- **Job**
List each line of the data that holds the string "structured".

- **Records provided**
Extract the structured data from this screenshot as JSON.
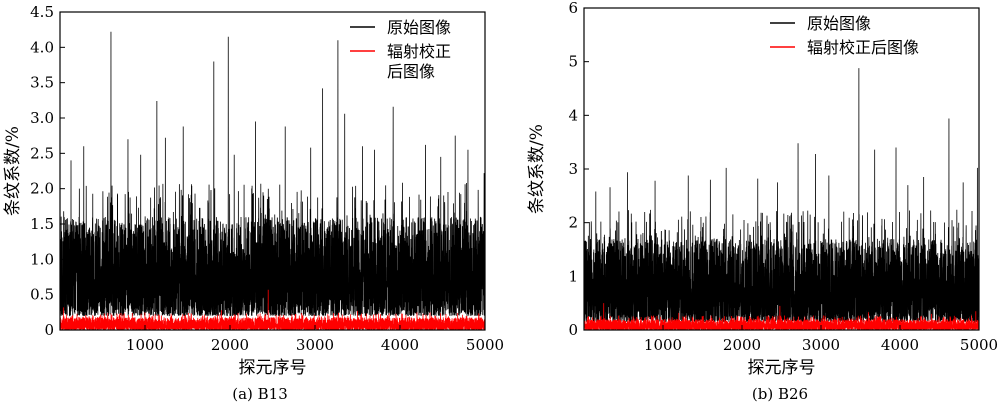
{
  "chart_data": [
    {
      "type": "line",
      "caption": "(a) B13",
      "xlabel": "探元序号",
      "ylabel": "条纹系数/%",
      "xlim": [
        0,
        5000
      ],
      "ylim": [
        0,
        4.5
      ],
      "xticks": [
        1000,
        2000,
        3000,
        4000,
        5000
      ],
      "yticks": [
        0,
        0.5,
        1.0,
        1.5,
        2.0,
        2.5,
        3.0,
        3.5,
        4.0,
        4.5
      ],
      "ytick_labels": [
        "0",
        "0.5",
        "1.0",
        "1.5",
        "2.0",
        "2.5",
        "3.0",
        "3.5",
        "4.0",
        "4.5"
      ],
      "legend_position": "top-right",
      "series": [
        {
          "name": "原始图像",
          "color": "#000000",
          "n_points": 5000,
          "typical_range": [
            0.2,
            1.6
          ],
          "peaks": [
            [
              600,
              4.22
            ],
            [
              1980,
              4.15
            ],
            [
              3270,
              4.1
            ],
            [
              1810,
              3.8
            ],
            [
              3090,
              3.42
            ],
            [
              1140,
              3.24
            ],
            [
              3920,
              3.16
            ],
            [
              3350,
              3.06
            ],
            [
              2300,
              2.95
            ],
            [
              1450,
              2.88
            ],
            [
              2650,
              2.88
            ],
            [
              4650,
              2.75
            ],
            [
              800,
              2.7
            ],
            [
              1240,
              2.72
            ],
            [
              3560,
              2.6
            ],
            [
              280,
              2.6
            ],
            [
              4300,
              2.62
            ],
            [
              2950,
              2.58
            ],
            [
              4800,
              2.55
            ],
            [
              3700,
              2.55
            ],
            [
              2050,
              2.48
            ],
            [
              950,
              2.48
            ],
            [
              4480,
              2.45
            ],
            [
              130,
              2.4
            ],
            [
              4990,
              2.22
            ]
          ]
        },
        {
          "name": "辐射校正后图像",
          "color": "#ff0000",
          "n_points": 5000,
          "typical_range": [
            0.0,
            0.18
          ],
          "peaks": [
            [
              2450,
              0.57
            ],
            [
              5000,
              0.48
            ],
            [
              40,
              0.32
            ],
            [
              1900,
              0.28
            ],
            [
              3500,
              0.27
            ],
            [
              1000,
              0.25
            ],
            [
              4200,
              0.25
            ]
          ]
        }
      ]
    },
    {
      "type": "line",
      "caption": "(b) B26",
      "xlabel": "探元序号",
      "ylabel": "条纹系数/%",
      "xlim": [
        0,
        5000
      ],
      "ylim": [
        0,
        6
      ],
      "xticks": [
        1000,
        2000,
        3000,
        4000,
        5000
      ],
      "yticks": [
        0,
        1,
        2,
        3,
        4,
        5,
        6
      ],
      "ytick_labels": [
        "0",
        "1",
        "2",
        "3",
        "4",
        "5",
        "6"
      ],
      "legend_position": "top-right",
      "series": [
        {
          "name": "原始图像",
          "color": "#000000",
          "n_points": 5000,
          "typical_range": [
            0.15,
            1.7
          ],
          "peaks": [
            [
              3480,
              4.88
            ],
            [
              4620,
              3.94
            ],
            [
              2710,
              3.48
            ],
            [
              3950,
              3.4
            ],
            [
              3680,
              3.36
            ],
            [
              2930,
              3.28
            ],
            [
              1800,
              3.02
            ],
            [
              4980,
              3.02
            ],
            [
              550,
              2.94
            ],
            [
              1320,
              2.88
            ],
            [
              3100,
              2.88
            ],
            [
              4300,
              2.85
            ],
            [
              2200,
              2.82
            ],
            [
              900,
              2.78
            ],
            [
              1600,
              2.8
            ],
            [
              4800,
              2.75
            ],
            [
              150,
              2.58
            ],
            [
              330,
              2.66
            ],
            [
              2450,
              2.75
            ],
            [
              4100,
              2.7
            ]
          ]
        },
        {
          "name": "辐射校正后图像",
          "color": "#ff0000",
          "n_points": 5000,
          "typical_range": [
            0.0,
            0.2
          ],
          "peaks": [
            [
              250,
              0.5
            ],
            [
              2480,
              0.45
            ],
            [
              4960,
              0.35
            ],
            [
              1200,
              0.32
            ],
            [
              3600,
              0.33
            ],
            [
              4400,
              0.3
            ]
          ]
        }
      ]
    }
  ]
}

...

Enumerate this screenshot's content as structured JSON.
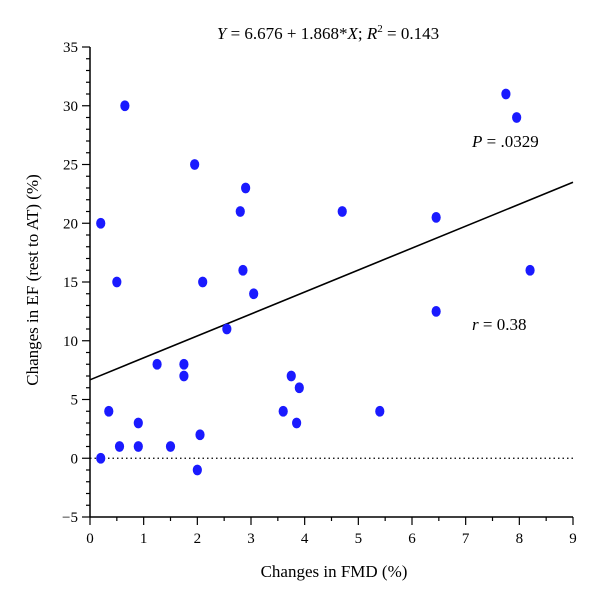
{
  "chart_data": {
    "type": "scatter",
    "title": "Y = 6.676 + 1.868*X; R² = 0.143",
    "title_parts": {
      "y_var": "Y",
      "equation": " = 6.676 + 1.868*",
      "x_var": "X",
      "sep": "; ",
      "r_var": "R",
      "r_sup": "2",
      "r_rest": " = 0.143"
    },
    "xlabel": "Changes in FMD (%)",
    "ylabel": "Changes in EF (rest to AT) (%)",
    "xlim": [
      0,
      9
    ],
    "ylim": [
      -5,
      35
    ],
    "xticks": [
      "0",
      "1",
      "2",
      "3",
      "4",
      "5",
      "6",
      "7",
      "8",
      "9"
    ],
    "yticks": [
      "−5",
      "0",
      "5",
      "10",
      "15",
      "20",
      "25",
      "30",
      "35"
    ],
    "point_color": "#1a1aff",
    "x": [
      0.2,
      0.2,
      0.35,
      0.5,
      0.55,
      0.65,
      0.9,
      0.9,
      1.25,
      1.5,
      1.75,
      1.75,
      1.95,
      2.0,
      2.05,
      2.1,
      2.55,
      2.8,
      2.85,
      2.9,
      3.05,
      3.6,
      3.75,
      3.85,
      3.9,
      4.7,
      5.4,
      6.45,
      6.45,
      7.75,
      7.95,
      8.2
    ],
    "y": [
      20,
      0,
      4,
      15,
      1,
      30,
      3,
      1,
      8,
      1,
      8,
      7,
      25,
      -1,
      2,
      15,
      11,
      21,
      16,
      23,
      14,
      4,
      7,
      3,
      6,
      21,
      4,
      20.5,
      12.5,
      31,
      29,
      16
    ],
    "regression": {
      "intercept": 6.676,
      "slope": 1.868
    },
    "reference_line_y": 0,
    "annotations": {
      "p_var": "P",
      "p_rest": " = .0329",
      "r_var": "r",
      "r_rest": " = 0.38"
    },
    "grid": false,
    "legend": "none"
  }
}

* * *

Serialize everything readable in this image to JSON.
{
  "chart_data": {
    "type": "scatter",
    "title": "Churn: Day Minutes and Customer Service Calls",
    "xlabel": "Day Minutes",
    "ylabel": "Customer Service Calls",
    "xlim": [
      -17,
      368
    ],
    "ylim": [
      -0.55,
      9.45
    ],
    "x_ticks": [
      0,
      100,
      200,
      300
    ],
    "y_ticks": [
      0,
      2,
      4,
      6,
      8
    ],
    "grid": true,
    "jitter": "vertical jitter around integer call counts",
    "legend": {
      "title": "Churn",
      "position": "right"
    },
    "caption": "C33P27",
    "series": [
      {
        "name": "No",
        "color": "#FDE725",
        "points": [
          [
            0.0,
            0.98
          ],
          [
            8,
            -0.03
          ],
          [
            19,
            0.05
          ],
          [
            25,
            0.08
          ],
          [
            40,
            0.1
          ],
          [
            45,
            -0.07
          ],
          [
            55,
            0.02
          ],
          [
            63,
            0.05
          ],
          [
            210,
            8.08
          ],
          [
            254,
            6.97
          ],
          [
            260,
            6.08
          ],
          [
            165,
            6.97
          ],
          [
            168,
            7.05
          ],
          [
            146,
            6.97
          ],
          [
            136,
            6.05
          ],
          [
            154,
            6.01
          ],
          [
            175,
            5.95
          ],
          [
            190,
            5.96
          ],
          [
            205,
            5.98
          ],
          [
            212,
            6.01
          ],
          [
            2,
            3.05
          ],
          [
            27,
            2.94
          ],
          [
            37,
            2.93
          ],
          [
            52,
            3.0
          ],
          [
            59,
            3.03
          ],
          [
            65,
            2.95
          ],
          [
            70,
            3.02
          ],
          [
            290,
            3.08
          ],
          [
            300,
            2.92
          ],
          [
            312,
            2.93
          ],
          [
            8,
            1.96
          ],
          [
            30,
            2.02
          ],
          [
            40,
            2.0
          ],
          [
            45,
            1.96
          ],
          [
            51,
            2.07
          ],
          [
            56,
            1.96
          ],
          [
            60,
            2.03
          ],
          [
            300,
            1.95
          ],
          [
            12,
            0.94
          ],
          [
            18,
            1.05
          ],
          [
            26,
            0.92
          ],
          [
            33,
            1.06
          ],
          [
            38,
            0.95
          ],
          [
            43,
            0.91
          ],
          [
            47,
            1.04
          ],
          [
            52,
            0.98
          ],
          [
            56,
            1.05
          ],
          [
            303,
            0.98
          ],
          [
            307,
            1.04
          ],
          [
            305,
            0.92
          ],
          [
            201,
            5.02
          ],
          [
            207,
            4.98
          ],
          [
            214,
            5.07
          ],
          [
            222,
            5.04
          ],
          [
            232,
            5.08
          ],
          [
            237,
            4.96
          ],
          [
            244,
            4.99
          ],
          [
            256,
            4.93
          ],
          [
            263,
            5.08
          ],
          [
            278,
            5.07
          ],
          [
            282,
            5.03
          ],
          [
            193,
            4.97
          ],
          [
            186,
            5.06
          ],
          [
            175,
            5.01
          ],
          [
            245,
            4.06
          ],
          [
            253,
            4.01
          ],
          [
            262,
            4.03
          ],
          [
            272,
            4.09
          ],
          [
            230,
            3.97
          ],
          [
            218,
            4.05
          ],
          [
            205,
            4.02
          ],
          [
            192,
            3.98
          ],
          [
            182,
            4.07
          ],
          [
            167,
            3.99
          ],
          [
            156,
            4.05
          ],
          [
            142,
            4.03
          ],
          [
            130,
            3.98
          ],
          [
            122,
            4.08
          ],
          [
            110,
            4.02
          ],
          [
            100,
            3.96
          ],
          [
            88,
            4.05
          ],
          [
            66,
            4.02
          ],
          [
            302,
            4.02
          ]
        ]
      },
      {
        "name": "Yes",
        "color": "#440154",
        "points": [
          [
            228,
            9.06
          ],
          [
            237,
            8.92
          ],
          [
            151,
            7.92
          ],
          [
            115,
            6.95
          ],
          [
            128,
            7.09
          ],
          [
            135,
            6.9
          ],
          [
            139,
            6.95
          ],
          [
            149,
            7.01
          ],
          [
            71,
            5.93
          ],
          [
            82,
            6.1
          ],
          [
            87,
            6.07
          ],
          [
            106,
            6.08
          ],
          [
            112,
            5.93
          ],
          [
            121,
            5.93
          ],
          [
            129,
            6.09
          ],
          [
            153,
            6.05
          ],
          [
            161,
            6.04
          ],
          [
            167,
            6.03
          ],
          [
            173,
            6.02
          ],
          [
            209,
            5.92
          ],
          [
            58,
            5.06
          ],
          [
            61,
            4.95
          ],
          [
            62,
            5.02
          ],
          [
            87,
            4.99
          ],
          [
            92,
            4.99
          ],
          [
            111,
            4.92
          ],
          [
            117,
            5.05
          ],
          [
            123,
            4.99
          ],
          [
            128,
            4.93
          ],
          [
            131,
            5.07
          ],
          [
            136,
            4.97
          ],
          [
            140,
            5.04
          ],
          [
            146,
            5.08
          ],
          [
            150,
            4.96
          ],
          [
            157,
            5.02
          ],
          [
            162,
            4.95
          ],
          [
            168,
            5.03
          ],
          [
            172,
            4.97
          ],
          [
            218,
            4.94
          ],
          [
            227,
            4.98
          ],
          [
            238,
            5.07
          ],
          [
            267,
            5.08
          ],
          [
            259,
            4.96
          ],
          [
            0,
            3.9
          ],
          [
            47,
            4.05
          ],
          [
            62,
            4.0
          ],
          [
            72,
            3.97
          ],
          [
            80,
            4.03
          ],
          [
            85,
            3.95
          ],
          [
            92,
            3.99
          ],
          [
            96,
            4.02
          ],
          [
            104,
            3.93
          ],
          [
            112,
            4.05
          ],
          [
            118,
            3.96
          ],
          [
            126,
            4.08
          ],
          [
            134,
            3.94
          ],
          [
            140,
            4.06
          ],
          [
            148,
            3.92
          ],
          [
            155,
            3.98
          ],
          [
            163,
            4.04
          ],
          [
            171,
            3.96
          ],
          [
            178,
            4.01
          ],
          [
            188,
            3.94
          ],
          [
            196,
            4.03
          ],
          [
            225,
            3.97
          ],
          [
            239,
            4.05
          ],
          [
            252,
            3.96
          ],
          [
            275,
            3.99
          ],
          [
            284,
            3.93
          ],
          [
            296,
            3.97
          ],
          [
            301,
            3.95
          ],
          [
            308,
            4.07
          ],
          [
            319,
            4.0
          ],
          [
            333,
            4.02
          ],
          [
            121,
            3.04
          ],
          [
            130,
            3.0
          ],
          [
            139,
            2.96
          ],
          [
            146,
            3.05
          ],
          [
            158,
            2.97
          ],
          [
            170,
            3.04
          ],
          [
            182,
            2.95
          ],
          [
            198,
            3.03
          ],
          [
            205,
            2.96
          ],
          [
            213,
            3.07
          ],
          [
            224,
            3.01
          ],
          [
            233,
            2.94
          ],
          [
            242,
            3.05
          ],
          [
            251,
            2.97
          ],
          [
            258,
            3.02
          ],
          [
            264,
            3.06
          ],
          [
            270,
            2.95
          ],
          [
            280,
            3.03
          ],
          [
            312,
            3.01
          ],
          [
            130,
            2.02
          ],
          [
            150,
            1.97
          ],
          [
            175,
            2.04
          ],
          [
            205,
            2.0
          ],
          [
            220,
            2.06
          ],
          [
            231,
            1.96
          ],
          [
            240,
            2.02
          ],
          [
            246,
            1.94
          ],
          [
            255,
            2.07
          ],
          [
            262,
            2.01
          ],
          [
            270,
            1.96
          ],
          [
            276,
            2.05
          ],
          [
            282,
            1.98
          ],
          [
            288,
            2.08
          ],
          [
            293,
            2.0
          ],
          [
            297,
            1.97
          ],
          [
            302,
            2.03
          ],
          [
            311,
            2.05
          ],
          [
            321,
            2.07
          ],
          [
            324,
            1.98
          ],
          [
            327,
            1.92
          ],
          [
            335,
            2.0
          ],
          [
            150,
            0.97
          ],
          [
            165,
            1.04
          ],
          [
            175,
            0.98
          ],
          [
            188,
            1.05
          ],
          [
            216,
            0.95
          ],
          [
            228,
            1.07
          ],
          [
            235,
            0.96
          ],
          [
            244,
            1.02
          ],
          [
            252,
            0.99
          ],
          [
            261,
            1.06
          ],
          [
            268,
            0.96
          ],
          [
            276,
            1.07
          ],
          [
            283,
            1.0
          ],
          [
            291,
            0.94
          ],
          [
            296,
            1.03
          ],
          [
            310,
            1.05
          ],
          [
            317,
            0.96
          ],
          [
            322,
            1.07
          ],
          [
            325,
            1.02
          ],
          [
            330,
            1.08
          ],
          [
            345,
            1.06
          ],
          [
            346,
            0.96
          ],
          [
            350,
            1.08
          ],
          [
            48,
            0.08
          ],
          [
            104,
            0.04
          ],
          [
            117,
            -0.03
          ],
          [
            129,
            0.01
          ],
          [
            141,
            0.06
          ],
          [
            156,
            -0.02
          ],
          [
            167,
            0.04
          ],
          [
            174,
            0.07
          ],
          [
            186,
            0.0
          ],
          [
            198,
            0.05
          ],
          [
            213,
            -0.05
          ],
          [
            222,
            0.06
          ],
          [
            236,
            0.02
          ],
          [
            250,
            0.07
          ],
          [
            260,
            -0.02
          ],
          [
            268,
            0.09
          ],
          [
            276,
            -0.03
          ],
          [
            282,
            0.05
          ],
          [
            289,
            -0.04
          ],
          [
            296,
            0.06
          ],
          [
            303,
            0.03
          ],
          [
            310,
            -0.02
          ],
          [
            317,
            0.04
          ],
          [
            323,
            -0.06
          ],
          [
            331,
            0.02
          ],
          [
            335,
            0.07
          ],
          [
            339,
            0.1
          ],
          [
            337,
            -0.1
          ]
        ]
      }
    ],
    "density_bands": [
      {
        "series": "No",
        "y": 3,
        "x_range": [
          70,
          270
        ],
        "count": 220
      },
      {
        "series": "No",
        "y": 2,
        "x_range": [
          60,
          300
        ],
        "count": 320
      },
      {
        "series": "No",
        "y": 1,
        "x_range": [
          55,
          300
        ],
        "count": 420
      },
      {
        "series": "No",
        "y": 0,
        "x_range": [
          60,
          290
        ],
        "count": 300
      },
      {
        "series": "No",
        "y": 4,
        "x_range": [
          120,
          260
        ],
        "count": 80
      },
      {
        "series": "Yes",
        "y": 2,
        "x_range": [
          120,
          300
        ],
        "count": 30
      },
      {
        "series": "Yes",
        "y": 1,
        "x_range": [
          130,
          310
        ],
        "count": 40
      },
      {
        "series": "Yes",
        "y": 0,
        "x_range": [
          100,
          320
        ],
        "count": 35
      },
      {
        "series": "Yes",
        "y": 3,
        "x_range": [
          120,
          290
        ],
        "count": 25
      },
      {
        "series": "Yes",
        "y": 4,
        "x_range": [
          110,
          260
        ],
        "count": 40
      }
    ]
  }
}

- **Solution to this problem**
Extract the structured data from this screenshot as JSON.
Enumerate this screenshot's content as structured JSON.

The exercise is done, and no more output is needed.